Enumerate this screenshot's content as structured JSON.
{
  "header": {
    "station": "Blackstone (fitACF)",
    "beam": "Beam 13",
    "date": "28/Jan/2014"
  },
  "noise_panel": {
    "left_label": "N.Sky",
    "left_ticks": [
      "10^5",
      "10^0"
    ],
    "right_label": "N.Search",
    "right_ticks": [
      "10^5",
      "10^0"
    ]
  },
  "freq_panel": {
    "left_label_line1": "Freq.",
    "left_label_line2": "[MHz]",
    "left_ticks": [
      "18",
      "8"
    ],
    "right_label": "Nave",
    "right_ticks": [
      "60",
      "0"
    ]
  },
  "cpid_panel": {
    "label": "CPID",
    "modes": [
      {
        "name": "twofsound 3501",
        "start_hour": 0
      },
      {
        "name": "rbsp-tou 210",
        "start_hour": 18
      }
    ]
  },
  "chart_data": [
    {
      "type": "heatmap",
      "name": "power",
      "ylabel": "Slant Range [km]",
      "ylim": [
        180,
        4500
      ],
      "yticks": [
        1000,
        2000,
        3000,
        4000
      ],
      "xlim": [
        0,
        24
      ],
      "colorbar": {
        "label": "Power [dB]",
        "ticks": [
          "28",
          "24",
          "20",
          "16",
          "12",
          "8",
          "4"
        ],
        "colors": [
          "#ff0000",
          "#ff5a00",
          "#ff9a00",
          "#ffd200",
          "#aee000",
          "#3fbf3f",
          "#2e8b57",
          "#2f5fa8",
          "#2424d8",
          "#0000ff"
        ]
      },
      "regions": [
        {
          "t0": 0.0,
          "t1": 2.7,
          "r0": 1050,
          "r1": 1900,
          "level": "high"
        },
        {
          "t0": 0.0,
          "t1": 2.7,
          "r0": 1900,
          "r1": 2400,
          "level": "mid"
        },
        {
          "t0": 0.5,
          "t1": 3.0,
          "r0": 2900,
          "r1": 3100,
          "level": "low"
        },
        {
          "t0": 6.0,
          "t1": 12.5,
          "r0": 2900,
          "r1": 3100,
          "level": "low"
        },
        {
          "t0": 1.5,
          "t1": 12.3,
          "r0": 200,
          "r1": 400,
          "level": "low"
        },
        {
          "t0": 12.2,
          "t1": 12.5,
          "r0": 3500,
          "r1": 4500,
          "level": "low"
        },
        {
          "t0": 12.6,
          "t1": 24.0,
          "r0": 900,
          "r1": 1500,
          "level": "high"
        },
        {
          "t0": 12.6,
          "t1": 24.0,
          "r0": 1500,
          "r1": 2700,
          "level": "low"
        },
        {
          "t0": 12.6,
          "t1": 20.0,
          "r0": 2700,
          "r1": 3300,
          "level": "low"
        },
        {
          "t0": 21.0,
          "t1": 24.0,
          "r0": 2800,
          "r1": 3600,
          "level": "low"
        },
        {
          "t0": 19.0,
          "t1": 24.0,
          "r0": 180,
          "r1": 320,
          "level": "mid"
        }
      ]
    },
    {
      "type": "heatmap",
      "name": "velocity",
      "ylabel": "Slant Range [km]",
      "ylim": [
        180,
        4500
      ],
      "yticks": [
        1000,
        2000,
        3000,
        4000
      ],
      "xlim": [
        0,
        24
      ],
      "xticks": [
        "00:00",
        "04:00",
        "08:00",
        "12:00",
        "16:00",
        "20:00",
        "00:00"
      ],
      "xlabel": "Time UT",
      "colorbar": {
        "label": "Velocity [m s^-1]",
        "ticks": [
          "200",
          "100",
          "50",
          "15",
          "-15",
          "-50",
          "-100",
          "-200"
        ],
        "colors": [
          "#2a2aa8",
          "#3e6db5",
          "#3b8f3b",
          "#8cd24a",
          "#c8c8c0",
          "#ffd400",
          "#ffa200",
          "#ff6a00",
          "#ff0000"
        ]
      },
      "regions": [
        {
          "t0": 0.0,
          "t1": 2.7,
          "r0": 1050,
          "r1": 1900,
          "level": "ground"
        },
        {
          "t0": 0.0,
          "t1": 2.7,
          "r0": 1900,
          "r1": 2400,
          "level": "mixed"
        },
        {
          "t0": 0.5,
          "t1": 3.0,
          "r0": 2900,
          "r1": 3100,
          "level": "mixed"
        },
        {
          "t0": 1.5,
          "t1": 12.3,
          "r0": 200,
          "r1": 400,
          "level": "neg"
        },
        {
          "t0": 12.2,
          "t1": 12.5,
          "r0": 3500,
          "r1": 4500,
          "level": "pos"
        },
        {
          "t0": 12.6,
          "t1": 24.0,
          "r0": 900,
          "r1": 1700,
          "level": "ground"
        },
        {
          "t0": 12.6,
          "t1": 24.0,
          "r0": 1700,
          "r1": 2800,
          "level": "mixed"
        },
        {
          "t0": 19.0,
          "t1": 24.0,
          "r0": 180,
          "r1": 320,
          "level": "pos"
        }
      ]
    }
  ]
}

□ □ □

Work to be completed. Extract the full listing above without alteration.

Written reply.
Enumerate this screenshot's content as structured JSON.
{
  "header": {
    "station": "Blackstone (fitACF)",
    "beam": "Beam 13",
    "date": "28/Jan/2014"
  },
  "noise_panel": {
    "left_label": "N.Sky",
    "left_ticks": [
      "10^5",
      "10^0"
    ],
    "right_label": "N.Search",
    "right_ticks": [
      "10^5",
      "10^0"
    ]
  },
  "freq_panel": {
    "left_label_line1": "Freq.",
    "left_label_line2": "[MHz]",
    "left_ticks": [
      "18",
      "8"
    ],
    "right_label": "Nave",
    "right_ticks": [
      "60",
      "0"
    ]
  },
  "cpid_panel": {
    "label": "CPID",
    "modes": [
      {
        "name": "twofsound 3501",
        "start_hour": 0
      },
      {
        "name": "rbsp-tou 210",
        "start_hour": 18
      }
    ]
  },
  "chart_data": [
    {
      "type": "heatmap",
      "name": "power",
      "ylabel": "Slant Range [km]",
      "ylim": [
        180,
        4500
      ],
      "yticks": [
        1000,
        2000,
        3000,
        4000
      ],
      "xlim": [
        0,
        24
      ],
      "colorbar": {
        "label": "Power [dB]",
        "ticks": [
          "28",
          "24",
          "20",
          "16",
          "12",
          "8",
          "4"
        ],
        "colors": [
          "#ff0000",
          "#ff5a00",
          "#ff9a00",
          "#ffd200",
          "#aee000",
          "#3fbf3f",
          "#2e8b57",
          "#2f5fa8",
          "#2424d8",
          "#0000ff"
        ]
      },
      "regions": [
        {
          "t0": 0.0,
          "t1": 2.7,
          "r0": 1050,
          "r1": 1900,
          "level": "high"
        },
        {
          "t0": 0.0,
          "t1": 2.7,
          "r0": 1900,
          "r1": 2400,
          "level": "mid"
        },
        {
          "t0": 0.5,
          "t1": 3.0,
          "r0": 2900,
          "r1": 3100,
          "level": "low"
        },
        {
          "t0": 6.0,
          "t1": 12.5,
          "r0": 2900,
          "r1": 3100,
          "level": "low"
        },
        {
          "t0": 1.5,
          "t1": 12.3,
          "r0": 200,
          "r1": 400,
          "level": "low"
        },
        {
          "t0": 12.2,
          "t1": 12.5,
          "r0": 3500,
          "r1": 4500,
          "level": "low"
        },
        {
          "t0": 12.6,
          "t1": 24.0,
          "r0": 900,
          "r1": 1500,
          "level": "high"
        },
        {
          "t0": 12.6,
          "t1": 24.0,
          "r0": 1500,
          "r1": 2700,
          "level": "low"
        },
        {
          "t0": 12.6,
          "t1": 20.0,
          "r0": 2700,
          "r1": 3300,
          "level": "low"
        },
        {
          "t0": 21.0,
          "t1": 24.0,
          "r0": 2800,
          "r1": 3600,
          "level": "low"
        },
        {
          "t0": 19.0,
          "t1": 24.0,
          "r0": 180,
          "r1": 320,
          "level": "mid"
        }
      ]
    },
    {
      "type": "heatmap",
      "name": "velocity",
      "ylabel": "Slant Range [km]",
      "ylim": [
        180,
        4500
      ],
      "yticks": [
        1000,
        2000,
        3000,
        4000
      ],
      "xlim": [
        0,
        24
      ],
      "xticks": [
        "00:00",
        "04:00",
        "08:00",
        "12:00",
        "16:00",
        "20:00",
        "00:00"
      ],
      "xlabel": "Time UT",
      "colorbar": {
        "label": "Velocity [m s^-1]",
        "ticks": [
          "200",
          "100",
          "50",
          "15",
          "-15",
          "-50",
          "-100",
          "-200"
        ],
        "colors": [
          "#2a2aa8",
          "#3e6db5",
          "#3b8f3b",
          "#8cd24a",
          "#c8c8c0",
          "#ffd400",
          "#ffa200",
          "#ff6a00",
          "#ff0000"
        ]
      },
      "regions": [
        {
          "t0": 0.0,
          "t1": 2.7,
          "r0": 1050,
          "r1": 1900,
          "level": "ground"
        },
        {
          "t0": 0.0,
          "t1": 2.7,
          "r0": 1900,
          "r1": 2400,
          "level": "mixed"
        },
        {
          "t0": 0.5,
          "t1": 3.0,
          "r0": 2900,
          "r1": 3100,
          "level": "mixed"
        },
        {
          "t0": 1.5,
          "t1": 12.3,
          "r0": 200,
          "r1": 400,
          "level": "neg"
        },
        {
          "t0": 12.2,
          "t1": 12.5,
          "r0": 3500,
          "r1": 4500,
          "level": "pos"
        },
        {
          "t0": 12.6,
          "t1": 24.0,
          "r0": 900,
          "r1": 1700,
          "level": "ground"
        },
        {
          "t0": 12.6,
          "t1": 24.0,
          "r0": 1700,
          "r1": 2800,
          "level": "mixed"
        },
        {
          "t0": 19.0,
          "t1": 24.0,
          "r0": 180,
          "r1": 320,
          "level": "pos"
        }
      ]
    }
  ]
}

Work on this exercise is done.